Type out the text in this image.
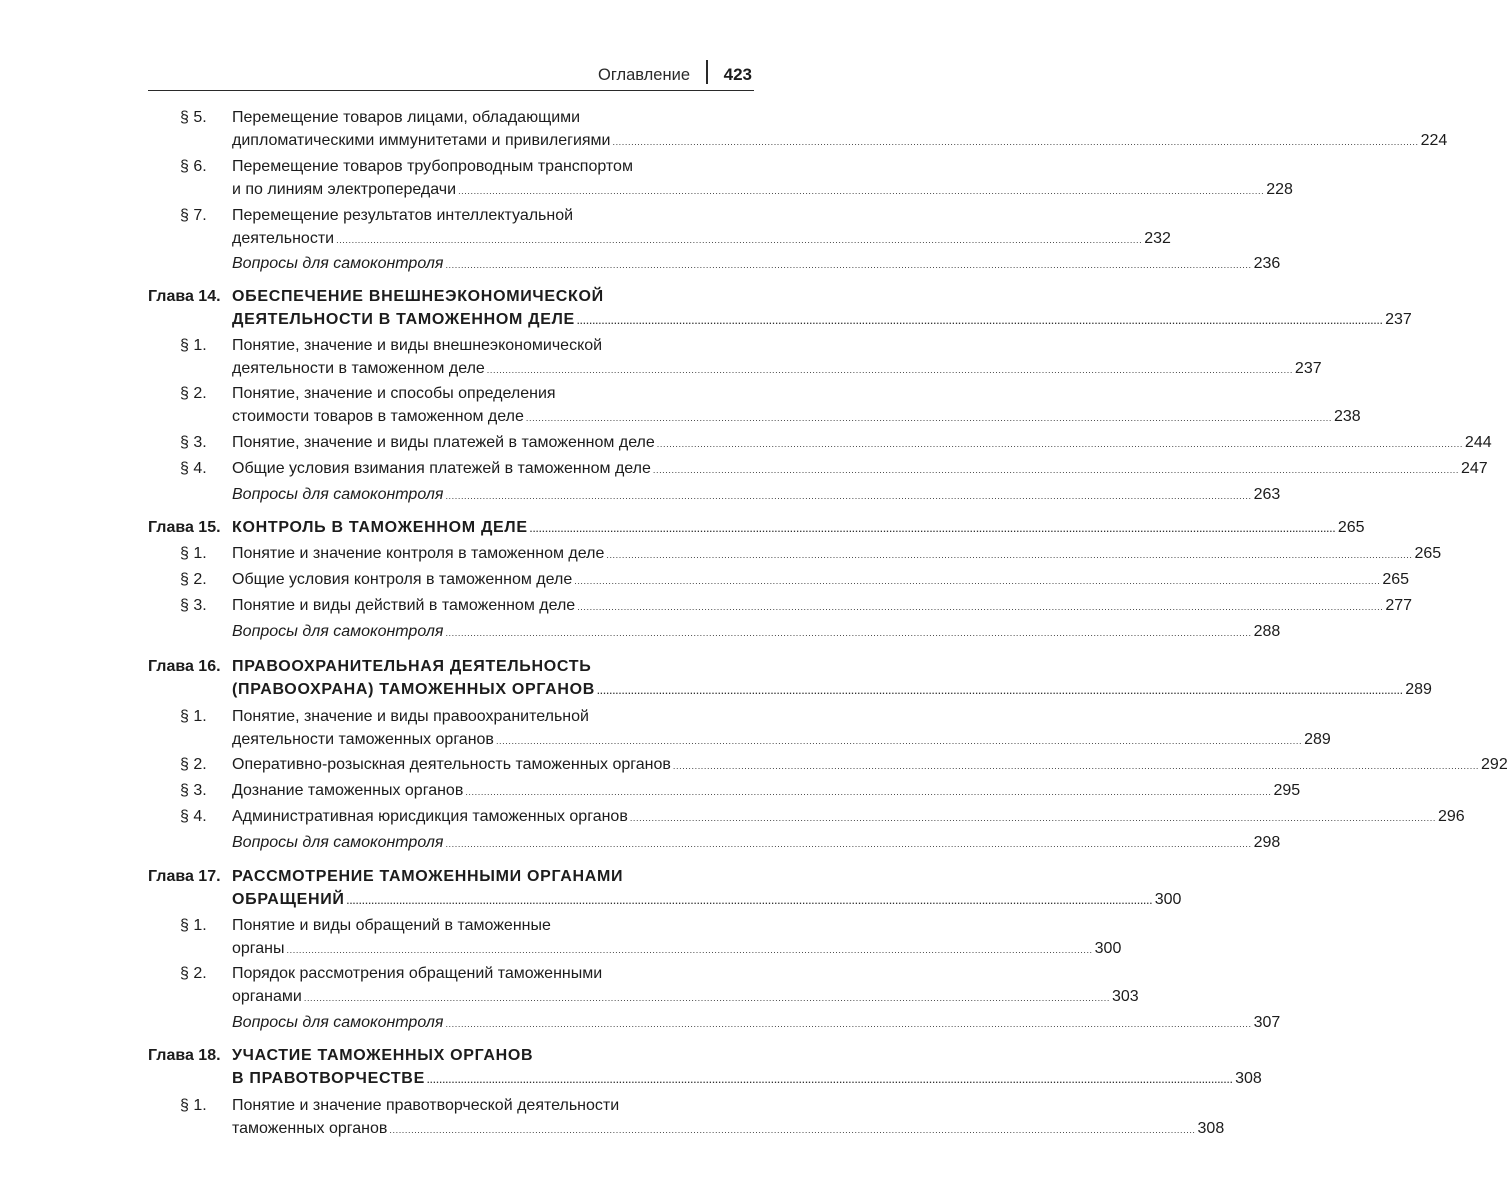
Оглавление 423
§ 5. Перемещение товаров лицами, обладающими
дипломатическими иммунитетами и привилегиями .................................................................................................................................................................................................................................................................... 224
§ 6. Перемещение товаров трубопроводным транспортом
и по линиям электропередачи .................................................................................................................................................................................................................................................................... 228
§ 7. Перемещение результатов интеллектуальной
деятельности .................................................................................................................................................................................................................................................................... 232
Вопросы для самоконтроля .................................................................................................................................................................................................................................................................... 236
Глава 14. ОБЕСПЕЧЕНИЕ ВНЕШНЕЭКОНОМИЧЕСКОЙ
ДЕЯТЕЛЬНОСТИ В ТАМОЖЕННОМ ДЕЛЕ .................................................................................................................................................................................................................................................................... 237
§ 1. Понятие, значение и виды внешнеэкономической
деятельности в таможенном деле .................................................................................................................................................................................................................................................................... 237
§ 2. Понятие, значение и способы определения
стоимости товаров в таможенном деле .................................................................................................................................................................................................................................................................... 238
§ 3. Понятие, значение и виды платежей в таможенном деле .................................................................................................................................................................................................................................................................... 244
§ 4. Общие условия взимания платежей в таможенном деле .................................................................................................................................................................................................................................................................... 247
Вопросы для самоконтроля .................................................................................................................................................................................................................................................................... 263
Глава 15. КОНТРОЛЬ В ТАМОЖЕННОМ ДЕЛЕ .................................................................................................................................................................................................................................................................... 265
§ 1. Понятие и значение контроля в таможенном деле .................................................................................................................................................................................................................................................................... 265
§ 2. Общие условия контроля в таможенном деле .................................................................................................................................................................................................................................................................... 265
§ 3. Понятие и виды действий в таможенном деле .................................................................................................................................................................................................................................................................... 277
Вопросы для самоконтроля .................................................................................................................................................................................................................................................................... 288
Глава 16. ПРАВООХРАНИТЕЛЬНАЯ ДЕЯТЕЛЬНОСТЬ
(ПРАВООХРАНА) ТАМОЖЕННЫХ ОРГАНОВ .................................................................................................................................................................................................................................................................... 289
§ 1. Понятие, значение и виды правоохранительной
деятельности таможенных органов .................................................................................................................................................................................................................................................................... 289
§ 2. Оперативно-розыскная деятельность таможенных органов .................................................................................................................................................................................................................................................................... 292
§ 3. Дознание таможенных органов .................................................................................................................................................................................................................................................................... 295
§ 4. Административная юрисдикция таможенных органов .................................................................................................................................................................................................................................................................... 296
Вопросы для самоконтроля .................................................................................................................................................................................................................................................................... 298
Глава 17. РАССМОТРЕНИЕ ТАМОЖЕННЫМИ ОРГАНАМИ
ОБРАЩЕНИЙ .................................................................................................................................................................................................................................................................... 300
§ 1. Понятие и виды обращений в таможенные
органы .................................................................................................................................................................................................................................................................... 300
§ 2. Порядок рассмотрения обращений таможенными
органами .................................................................................................................................................................................................................................................................... 303
Вопросы для самоконтроля .................................................................................................................................................................................................................................................................... 307
Глава 18. УЧАСТИЕ ТАМОЖЕННЫХ ОРГАНОВ
В ПРАВОТВОРЧЕСТВЕ .................................................................................................................................................................................................................................................................... 308
§ 1. Понятие и значение правотворческой деятельности
таможенных органов .................................................................................................................................................................................................................................................................... 308
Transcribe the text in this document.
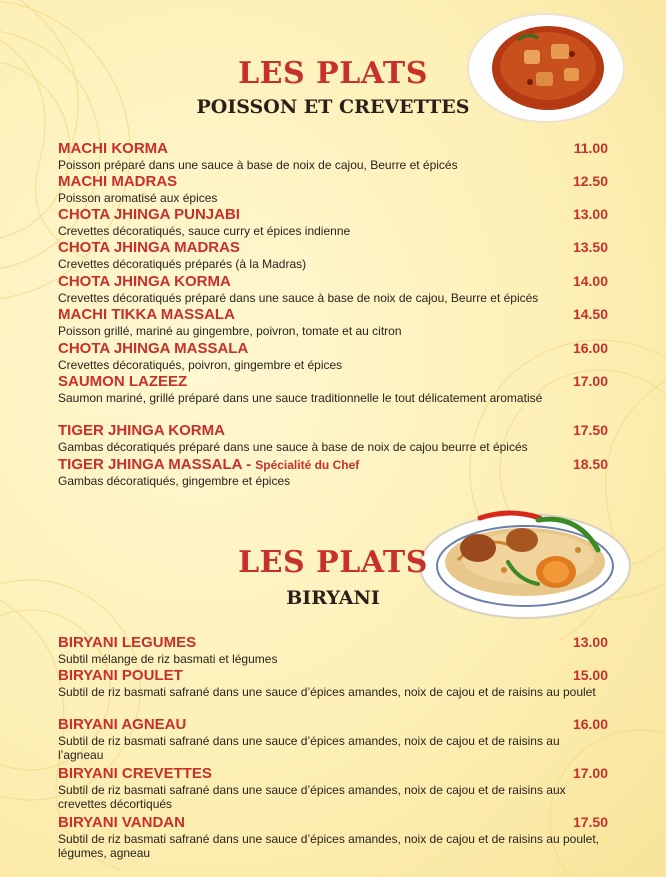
LES PLATS
POISSON ET CREVETTES
MACHI KORMA	11.00
Poisson préparé dans une sauce à base de noix de cajou, Beurre et épicés
MACHI MADRAS	12.50
Poisson aromatisé aux épices
CHOTA JHINGA PUNJABI	13.00
Crevettes décoratiqués, sauce curry et épices indienne
CHOTA JHINGA MADRAS	13.50
Crevettes décoratiqués préparés (à la Madras)
CHOTA JHINGA KORMA	14.00
Crevettes décoratiqués préparé dans une sauce à base de noix de cajou, Beurre et épicés
MACHI TIKKA MASSALA	14.50
Poisson grillé, mariné au gingembre, poivron, tomate et au citron
CHOTA JHINGA MASSALA	16.00
Crevettes décoratiqués, poivron, gingembre et épices
SAUMON LAZEEZ	17.00
Saumon mariné, grillé préparé dans une sauce traditionnelle le tout délicatement aromatisé
TIGER JHINGA KORMA	17.50
Gambas décoratiqués préparé dans une sauce à base de noix de cajou beurre et épicés
TIGER JHINGA MASSALA - Spécialité du Chef	18.50
Gambas décoratiqués, gingembre et épices
LES PLATS
BIRYANI
BIRYANI LEGUMES	13.00
Subtil mélange de riz basmati et légumes
BIRYANI POULET	15.00
Subtil de riz basmati safrané dans une sauce d’épices amandes, noix de cajou et de raisins au poulet
BIRYANI AGNEAU	16.00
Subtil de riz basmati safrané dans une sauce d’épices amandes, noix de cajou et de raisins au l’agneau
BIRYANI CREVETTES	17.00
Subtil de riz basmati safrané dans une sauce d’épices amandes, noix de cajou et de raisins aux crevettes décortiqués
BIRYANI VANDAN	17.50
Subtil de riz basmati safrané dans une sauce d’épices amandes, noix de cajou et de raisins au poulet, légumes, agneau
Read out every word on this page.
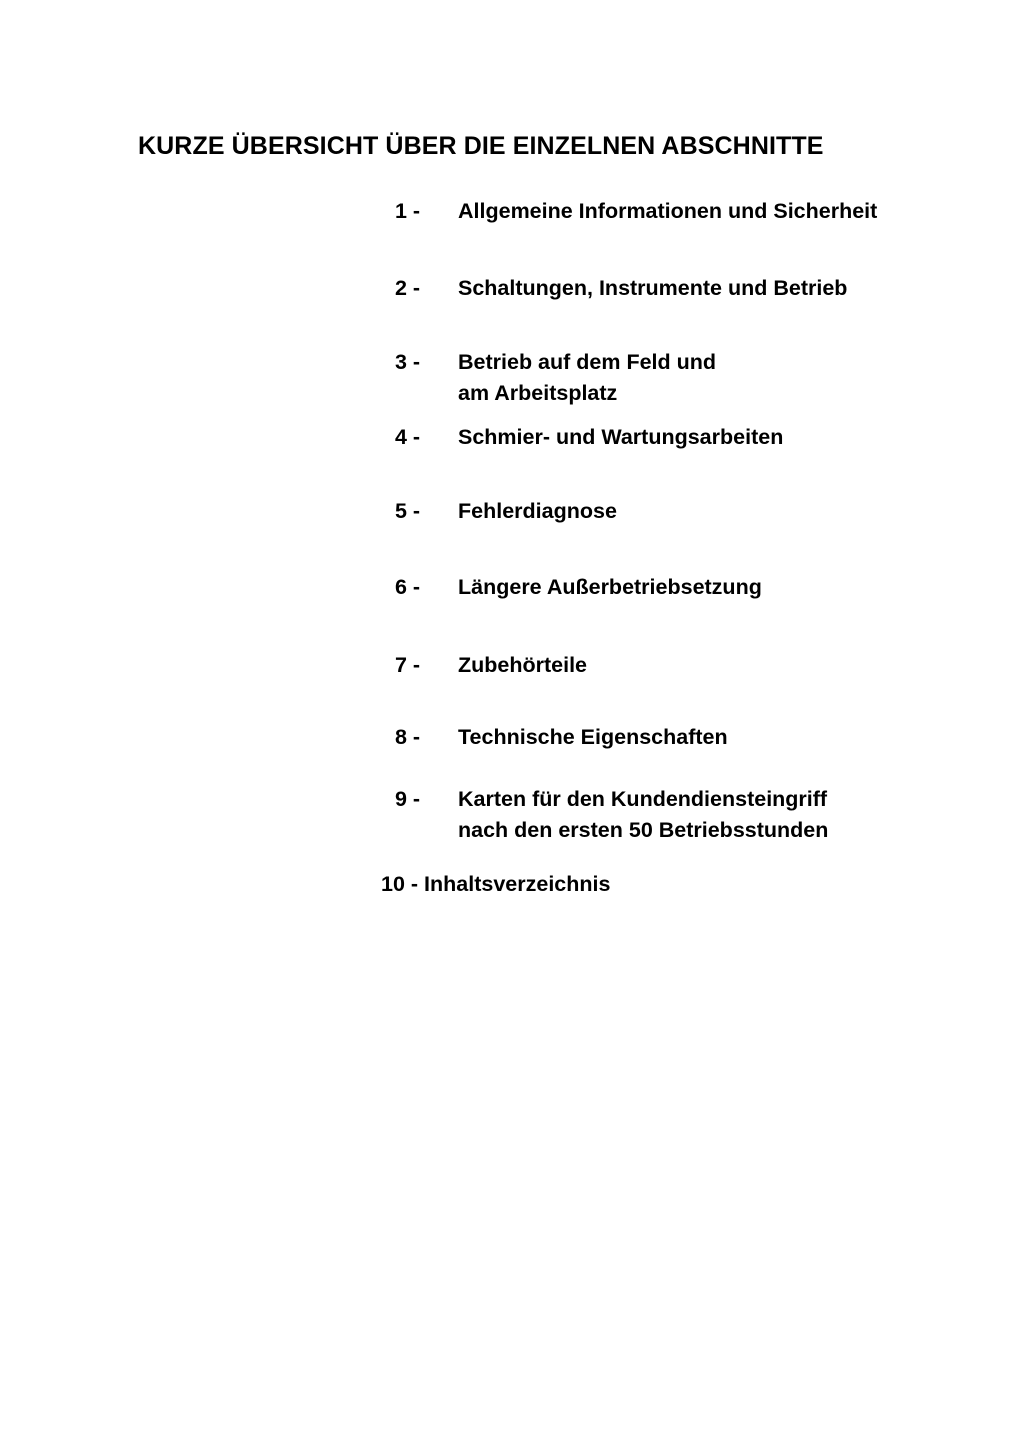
KURZE ÜBERSICHT ÜBER DIE EINZELNEN ABSCHNITTE
1 - Allgemeine Informationen und Sicherheit
2 - Schaltungen, Instrumente und Betrieb
3 - Betrieb auf dem Feld und
am Arbeitsplatz
4 - Schmier- und Wartungsarbeiten
5 - Fehlerdiagnose
6 - Längere Außerbetriebsetzung
7 - Zubehörteile
8 - Technische Eigenschaften
9 - Karten für den Kundendiensteingriff
nach den ersten 50 Betriebsstunden
10 - Inhaltsverzeichnis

| REQUIRED WORK |
Your task is to set down the records shown above exactly, minus any pictures.

| ANSWER BELOW |
Type out the text in this image.
Оглавление 423
§ 5. Перемещение товаров лицами, обладающими
дипломатическими иммунитетами и привилегиями .................................................................................................................................................................................................................................................................... 224
§ 6. Перемещение товаров трубопроводным транспортом
и по линиям электропередачи .................................................................................................................................................................................................................................................................... 228
§ 7. Перемещение результатов интеллектуальной
деятельности .................................................................................................................................................................................................................................................................... 232
Вопросы для самоконтроля .................................................................................................................................................................................................................................................................... 236
Глава 14. ОБЕСПЕЧЕНИЕ ВНЕШНЕЭКОНОМИЧЕСКОЙ
ДЕЯТЕЛЬНОСТИ В ТАМОЖЕННОМ ДЕЛЕ .................................................................................................................................................................................................................................................................... 237
§ 1. Понятие, значение и виды внешнеэкономической
деятельности в таможенном деле .................................................................................................................................................................................................................................................................... 237
§ 2. Понятие, значение и способы определения
стоимости товаров в таможенном деле .................................................................................................................................................................................................................................................................... 238
§ 3. Понятие, значение и виды платежей в таможенном деле .................................................................................................................................................................................................................................................................... 244
§ 4. Общие условия взимания платежей в таможенном деле .................................................................................................................................................................................................................................................................... 247
Вопросы для самоконтроля .................................................................................................................................................................................................................................................................... 263
Глава 15. КОНТРОЛЬ В ТАМОЖЕННОМ ДЕЛЕ .................................................................................................................................................................................................................................................................... 265
§ 1. Понятие и значение контроля в таможенном деле .................................................................................................................................................................................................................................................................... 265
§ 2. Общие условия контроля в таможенном деле .................................................................................................................................................................................................................................................................... 265
§ 3. Понятие и виды действий в таможенном деле .................................................................................................................................................................................................................................................................... 277
Вопросы для самоконтроля .................................................................................................................................................................................................................................................................... 288
Глава 16. ПРАВООХРАНИТЕЛЬНАЯ ДЕЯТЕЛЬНОСТЬ
(ПРАВООХРАНА) ТАМОЖЕННЫХ ОРГАНОВ .................................................................................................................................................................................................................................................................... 289
§ 1. Понятие, значение и виды правоохранительной
деятельности таможенных органов .................................................................................................................................................................................................................................................................... 289
§ 2. Оперативно-розыскная деятельность таможенных органов .................................................................................................................................................................................................................................................................... 292
§ 3. Дознание таможенных органов .................................................................................................................................................................................................................................................................... 295
§ 4. Административная юрисдикция таможенных органов .................................................................................................................................................................................................................................................................... 296
Вопросы для самоконтроля .................................................................................................................................................................................................................................................................... 298
Глава 17. РАССМОТРЕНИЕ ТАМОЖЕННЫМИ ОРГАНАМИ
ОБРАЩЕНИЙ .................................................................................................................................................................................................................................................................... 300
§ 1. Понятие и виды обращений в таможенные
органы .................................................................................................................................................................................................................................................................... 300
§ 2. Порядок рассмотрения обращений таможенными
органами .................................................................................................................................................................................................................................................................... 303
Вопросы для самоконтроля .................................................................................................................................................................................................................................................................... 307
Глава 18. УЧАСТИЕ ТАМОЖЕННЫХ ОРГАНОВ
В ПРАВОТВОРЧЕСТВЕ .................................................................................................................................................................................................................................................................... 308
§ 1. Понятие и значение правотворческой деятельности
таможенных органов .................................................................................................................................................................................................................................................................... 308
Transcribe the text in this document.
LES PLATS
POISSON ET CREVETTES
MACHI KORMA	11.00
Poisson préparé dans une sauce à base de noix de cajou, Beurre et épicés
MACHI MADRAS	12.50
Poisson aromatisé aux épices
CHOTA JHINGA PUNJABI	13.00
Crevettes décoratiqués, sauce curry et épices indienne
CHOTA JHINGA MADRAS	13.50
Crevettes décoratiqués préparés (à la Madras)
CHOTA JHINGA KORMA	14.00
Crevettes décoratiqués préparé dans une sauce à base de noix de cajou, Beurre et épicés
MACHI TIKKA MASSALA	14.50
Poisson grillé, mariné au gingembre, poivron, tomate et au citron
CHOTA JHINGA MASSALA	16.00
Crevettes décoratiqués, poivron, gingembre et épices
SAUMON LAZEEZ	17.00
Saumon mariné, grillé préparé dans une sauce traditionnelle le tout délicatement aromatisé
TIGER JHINGA KORMA	17.50
Gambas décoratiqués préparé dans une sauce à base de noix de cajou beurre et épicés
TIGER JHINGA MASSALA - Spécialité du Chef	18.50
Gambas décoratiqués, gingembre et épices
LES PLATS
BIRYANI
BIRYANI LEGUMES	13.00
Subtil mélange de riz basmati et légumes
BIRYANI POULET	15.00
Subtil de riz basmati safrané dans une sauce d’épices amandes, noix de cajou et de raisins au poulet
BIRYANI AGNEAU	16.00
Subtil de riz basmati safrané dans une sauce d’épices amandes, noix de cajou et de raisins au l’agneau
BIRYANI CREVETTES	17.00
Subtil de riz basmati safrané dans une sauce d’épices amandes, noix de cajou et de raisins aux crevettes décortiqués
BIRYANI VANDAN	17.50
Subtil de riz basmati safrané dans une sauce d’épices amandes, noix de cajou et de raisins au poulet, légumes, agneau
Read out every word on this page.
KURZE ÜBERSICHT ÜBER DIE EINZELNEN ABSCHNITTE
1 - Allgemeine Informationen und Sicherheit
2 - Schaltungen, Instrumente und Betrieb
3 - Betrieb auf dem Feld und
am Arbeitsplatz
4 - Schmier- und Wartungsarbeiten
5 - Fehlerdiagnose
6 - Längere Außerbetriebsetzung
7 - Zubehörteile
8 - Technische Eigenschaften
9 - Karten für den Kundendiensteingriff
nach den ersten 50 Betriebsstunden
10 - Inhaltsverzeichnis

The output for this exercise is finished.